# WHAT THE TASK ASKS
Every entry below should be printed exactly, without its images.

# SUPPLIED ENTRIES

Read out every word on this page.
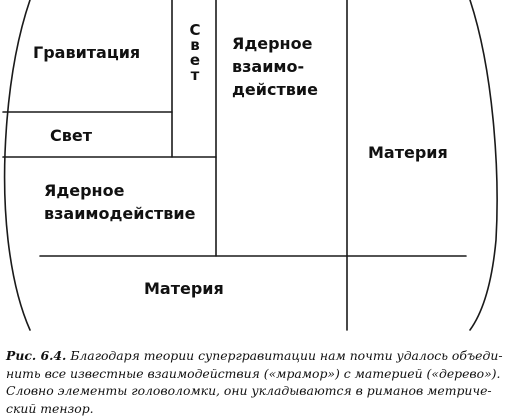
Гравитация
С
в
е
т
Ядерное
взаимо-
действие
Свет
Ядерное
взаимодействие
Материя
Материя
Рис. 6.4. Благодаря теории супергравитации нам почти удалось объединить все известные взаимодействия («мрамор») с материей («дерево»). Словно элементы головоломки, они укладываются в риманов метрический тензор.
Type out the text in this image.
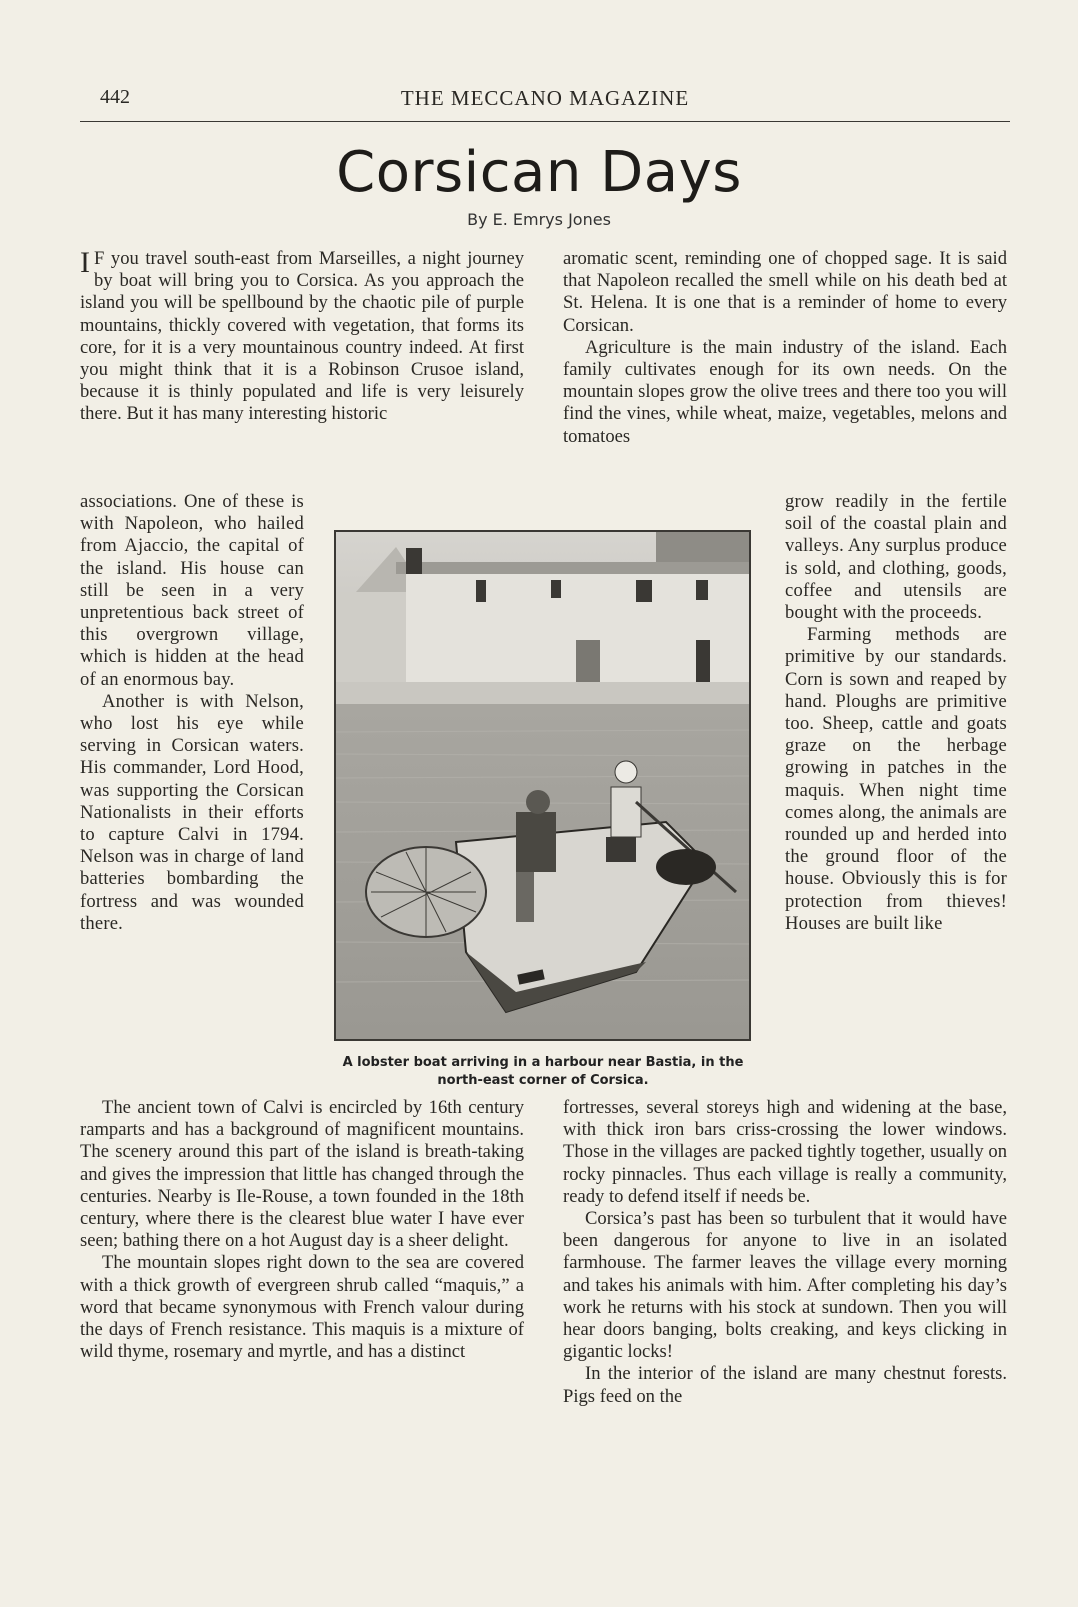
442	THE MECCANO MAGAZINE
Corsican Days
By E. Emrys Jones

I F you travel south-east from Marseilles, a night journey by boat will bring you to Corsica. As you approach the island you will be spellbound by the chaotic pile of purple mountains, thickly covered with vegetation, that forms its core, for it is a very mountainous country indeed. At first you might think that it is a Robinson Crusoe island, because it is thinly populated and life is very leisurely there. But it has many interesting historic

associations. One of these is with Napoleon, who hailed from Ajaccio, the capital of the island. His house can still be seen in a very unpretentious back street of this overgrown village, which is hidden at the head of an enormous bay.

Another is with Nelson, who lost his eye while serving in Corsican waters. His commander, Lord Hood, was supporting the Corsican Nationalists in their efforts to capture Calvi in 1794. Nelson was in charge of land batteries bombarding the fortress and was wounded there.

The ancient town of Calvi is encircled by 16th century ramparts and has a background of magnificent mountains. The scenery around this part of the island is breath-taking and gives the impression that little has changed through the centuries. Nearby is Ile-Rouse, a town founded in the 18th century, where there is the clearest blue water I have ever seen; bathing there on a hot August day is a sheer delight.

The mountain slopes right down to the sea are covered with a thick growth of evergreen shrub called “maquis,” a word that became synonymous with French valour during the days of French resistance. This maquis is a mixture of wild thyme, rosemary and myrtle, and has a distinct

aromatic scent, reminding one of chopped sage. It is said that Napoleon recalled the smell while on his death bed at St. Helena. It is one that is a reminder of home to every Corsican.

Agriculture is the main industry of the island. Each family cultivates enough for its own needs. On the mountain slopes grow the olive trees and there too you will find the vines, while wheat, maize, vegetables, melons and tomatoes

grow readily in the fertile soil of the coastal plain and valleys. Any surplus produce is sold, and clothing, goods, coffee and utensils are bought with the proceeds.

Farming methods are primitive by our standards. Corn is sown and reaped by hand. Ploughs are primitive too. Sheep, cattle and goats graze on the herbage growing in patches in the maquis. When night time comes along, the animals are rounded up and herded into the ground floor of the house. Obviously this is for protection from thieves! Houses are built like

fortresses, several storeys high and widening at the base, with thick iron bars criss-crossing the lower windows. Those in the villages are packed tightly together, usually on rocky pinnacles. Thus each village is really a community, ready to defend itself if needs be.

Corsica’s past has been so turbulent that it would have been dangerous for anyone to live in an isolated farmhouse. The farmer leaves the village every morning and takes his animals with him. After completing his day’s work he returns with his stock at sundown. Then you will hear doors banging, bolts creaking, and keys clicking in gigantic locks!

In the interior of the island are many chestnut forests. Pigs feed on the

A lobster boat arriving in a harbour near Bastia, in the north-east corner of Corsica.
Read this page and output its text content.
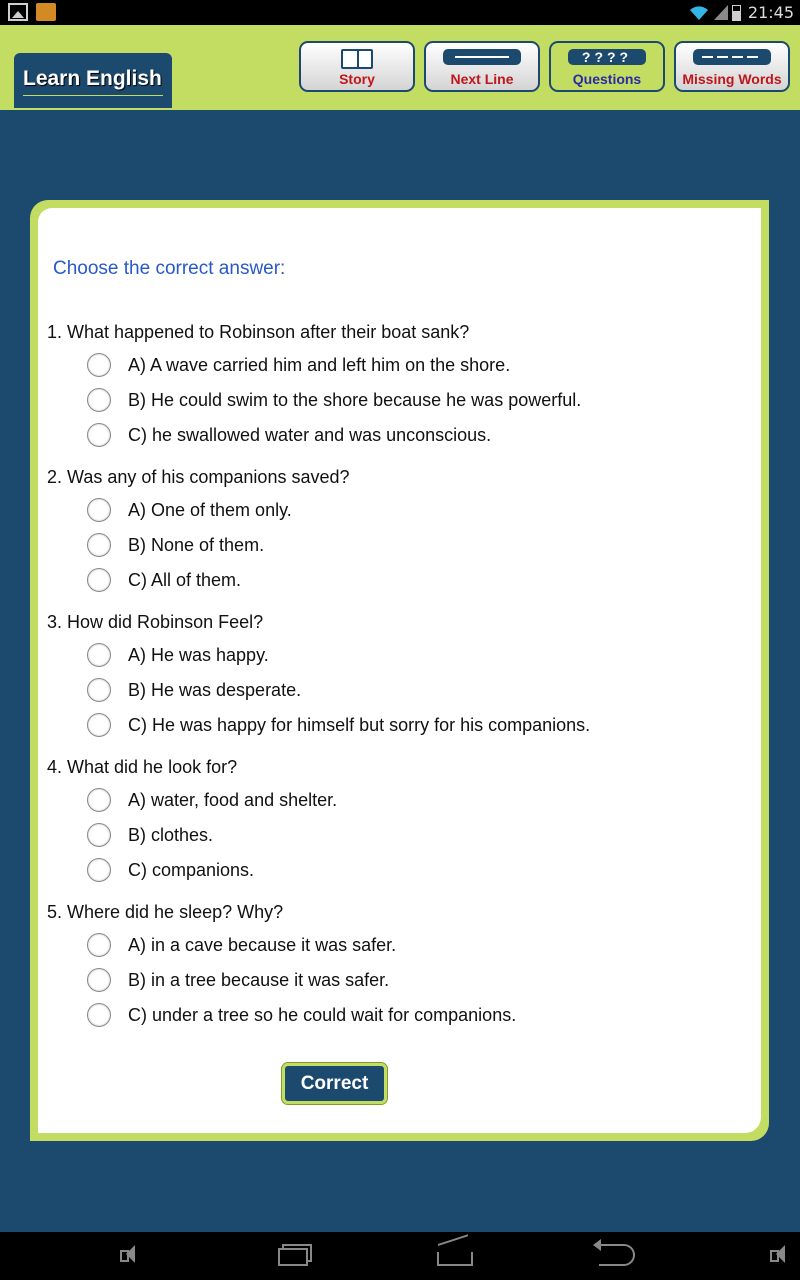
21:45
Learn English	Story	Next Line
????
Questions	Missing Words
Choose the correct answer:
1. What happened to Robinson after their boat sank?
A) A wave carried him and left him on the shore.
B) He could swim to the shore because he was powerful.
C) he swallowed water and was unconscious.
2. Was any of his companions saved?
A) One of them only.
B) None of them.
C) All of them.
3. How did Robinson Feel?
A) He was happy.
B) He was desperate.
C) He was happy for himself but sorry for his companions.
4. What did he look for?
A) water, food and shelter.
B) clothes.
C) companions.
5. Where did he sleep? Why?
A) in a cave because it was safer.
B) in a tree because it was safer.
C) under a tree so he could wait for companions.
Correct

# FINAL RESULT
Read out every word on this page.
Гравитация
С
в
е
т
Ядерное
взаимо-
действие
Свет
Ядерное
взаимодействие
Материя
Материя
Рис. 6.4. Благодаря теории супергравитации нам почти удалось объединить все известные взаимодействия («мрамор») с материей («дерево»). Словно элементы головоломки, они укладываются в риманов метрический тензор.
Type out the text in this image.
442	THE MECCANO MAGAZINE
Corsican Days
By E. Emrys Jones

I F you travel south-east from Marseilles, a night journey by boat will bring you to Corsica. As you approach the island you will be spellbound by the chaotic pile of purple mountains, thickly covered with vegetation, that forms its core, for it is a very mountainous country indeed. At first you might think that it is a Robinson Crusoe island, because it is thinly populated and life is very leisurely there. But it has many interesting historic

associations. One of these is with Napoleon, who hailed from Ajaccio, the capital of the island. His house can still be seen in a very unpretentious back street of this overgrown village, which is hidden at the head of an enormous bay.

Another is with Nelson, who lost his eye while serving in Corsican waters. His commander, Lord Hood, was supporting the Corsican Nationalists in their efforts to capture Calvi in 1794. Nelson was in charge of land batteries bombarding the fortress and was wounded there.

The ancient town of Calvi is encircled by 16th century ramparts and has a background of magnificent mountains. The scenery around this part of the island is breath-taking and gives the impression that little has changed through the centuries. Nearby is Ile-Rouse, a town founded in the 18th century, where there is the clearest blue water I have ever seen; bathing there on a hot August day is a sheer delight.

The mountain slopes right down to the sea are covered with a thick growth of evergreen shrub called “maquis,” a word that became synonymous with French valour during the days of French resistance. This maquis is a mixture of wild thyme, rosemary and myrtle, and has a distinct

aromatic scent, reminding one of chopped sage. It is said that Napoleon recalled the smell while on his death bed at St. Helena. It is one that is a reminder of home to every Corsican.

Agriculture is the main industry of the island. Each family cultivates enough for its own needs. On the mountain slopes grow the olive trees and there too you will find the vines, while wheat, maize, vegetables, melons and tomatoes

grow readily in the fertile soil of the coastal plain and valleys. Any surplus produce is sold, and clothing, goods, coffee and utensils are bought with the proceeds.

Farming methods are primitive by our standards. Corn is sown and reaped by hand. Ploughs are primitive too. Sheep, cattle and goats graze on the herbage growing in patches in the maquis. When night time comes along, the animals are rounded up and herded into the ground floor of the house. Obviously this is for protection from thieves! Houses are built like

fortresses, several storeys high and widening at the base, with thick iron bars criss-crossing the lower windows. Those in the villages are packed tightly together, usually on rocky pinnacles. Thus each village is really a community, ready to defend itself if needs be.

Corsica’s past has been so turbulent that it would have been dangerous for anyone to live in an isolated farmhouse. The farmer leaves the village every morning and takes his animals with him. After completing his day’s work he returns with his stock at sundown. Then you will hear doors banging, bolts creaking, and keys clicking in gigantic locks!

In the interior of the island are many chestnut forests. Pigs feed on the

A lobster boat arriving in a harbour near Bastia, in the north-east corner of Corsica.
Read this page and output its text content.
21:45
Learn English	Story	Next Line
????
Questions	Missing Words
Choose the correct answer:
1. What happened to Robinson after their boat sank?
A) A wave carried him and left him on the shore.
B) He could swim to the shore because he was powerful.
C) he swallowed water and was unconscious.
2. Was any of his companions saved?
A) One of them only.
B) None of them.
C) All of them.
3. How did Robinson Feel?
A) He was happy.
B) He was desperate.
C) He was happy for himself but sorry for his companions.
4. What did he look for?
A) water, food and shelter.
B) clothes.
C) companions.
5. Where did he sleep? Why?
A) in a cave because it was safer.
B) in a tree because it was safer.
C) under a tree so he could wait for companions.
Correct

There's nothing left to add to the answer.